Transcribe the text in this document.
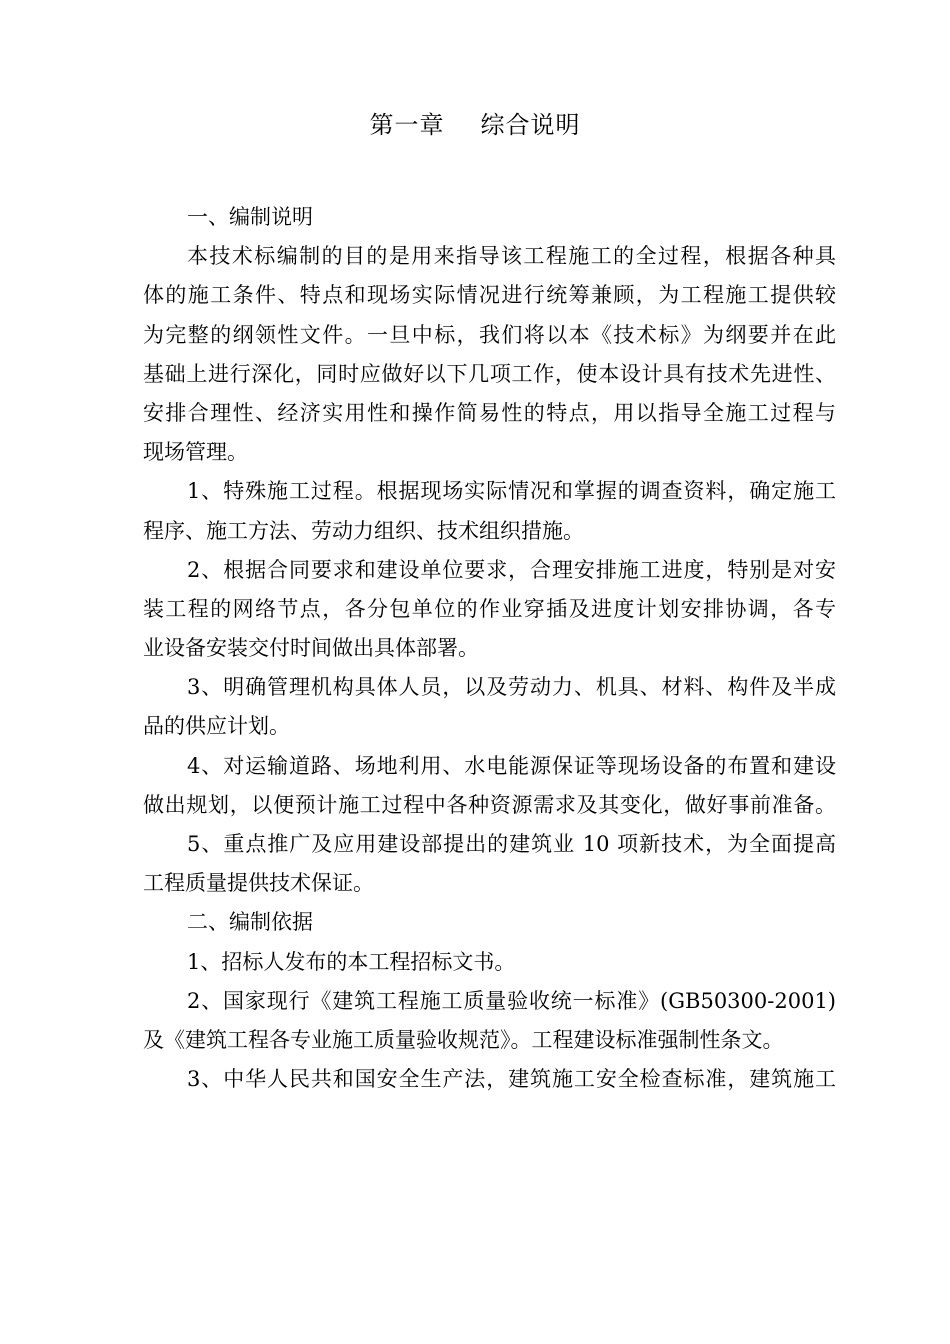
第一章 综合说明
一、编制说明
本技术标编制的目的是用来指导该工程施工的全过程，根据各种具
体的施工条件、特点和现场实际情况进行统筹兼顾，为工程施工提供较
为完整的纲领性文件。一旦中标，我们将以本《技术标》为纲要并在此
基础上进行深化，同时应做好以下几项工作，使本设计具有技术先进性、
安排合理性、经济实用性和操作简易性的特点，用以指导全施工过程与
现场管理。
1、特殊施工过程。根据现场实际情况和掌握的调查资料，确定施工
程序、施工方法、劳动力组织、技术组织措施。
2、根据合同要求和建设单位要求，合理安排施工进度，特别是对安
装工程的网络节点，各分包单位的作业穿插及进度计划安排协调，各专
业设备安装交付时间做出具体部署。
3、明确管理机构具体人员，以及劳动力、机具、材料、构件及半成
品的供应计划。
4、对运输道路、场地利用、水电能源保证等现场设备的布置和建设
做出规划，以便预计施工过程中各种资源需求及其变化，做好事前准备。
5、重点推广及应用建设部提出的建筑业 10 项新技术，为全面提高
工程质量提供技术保证。
二、编制依据
1、招标人发布的本工程招标文书。
2、国家现行《建筑工程施工质量验收统一标准》(GB50300-2001)
及《建筑工程各专业施工质量验收规范》。工程建设标准强制性条文。
3、中华人民共和国安全生产法，建筑施工安全检查标准，建筑施工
####
_Stated goal_: Every line of the data should be copied as it stands, without the images.

_Result_:
Transcribe the text in this document.
第一章 综合说明
一、编制说明
本技术标编制的目的是用来指导该工程施工的全过程，根据各种具
体的施工条件、特点和现场实际情况进行统筹兼顾，为工程施工提供较
为完整的纲领性文件。一旦中标，我们将以本《技术标》为纲要并在此
基础上进行深化，同时应做好以下几项工作，使本设计具有技术先进性、
安排合理性、经济实用性和操作简易性的特点，用以指导全施工过程与
现场管理。
1、特殊施工过程。根据现场实际情况和掌握的调查资料，确定施工
程序、施工方法、劳动力组织、技术组织措施。
2、根据合同要求和建设单位要求，合理安排施工进度，特别是对安
装工程的网络节点，各分包单位的作业穿插及进度计划安排协调，各专
业设备安装交付时间做出具体部署。
3、明确管理机构具体人员，以及劳动力、机具、材料、构件及半成
品的供应计划。
4、对运输道路、场地利用、水电能源保证等现场设备的布置和建设
做出规划，以便预计施工过程中各种资源需求及其变化，做好事前准备。
5、重点推广及应用建设部提出的建筑业 10 项新技术，为全面提高
工程质量提供技术保证。
二、编制依据
1、招标人发布的本工程招标文书。
2、国家现行《建筑工程施工质量验收统一标准》(GB50300-2001)
及《建筑工程各专业施工质量验收规范》。工程建设标准强制性条文。
3、中华人民共和国安全生产法，建筑施工安全检查标准，建筑施工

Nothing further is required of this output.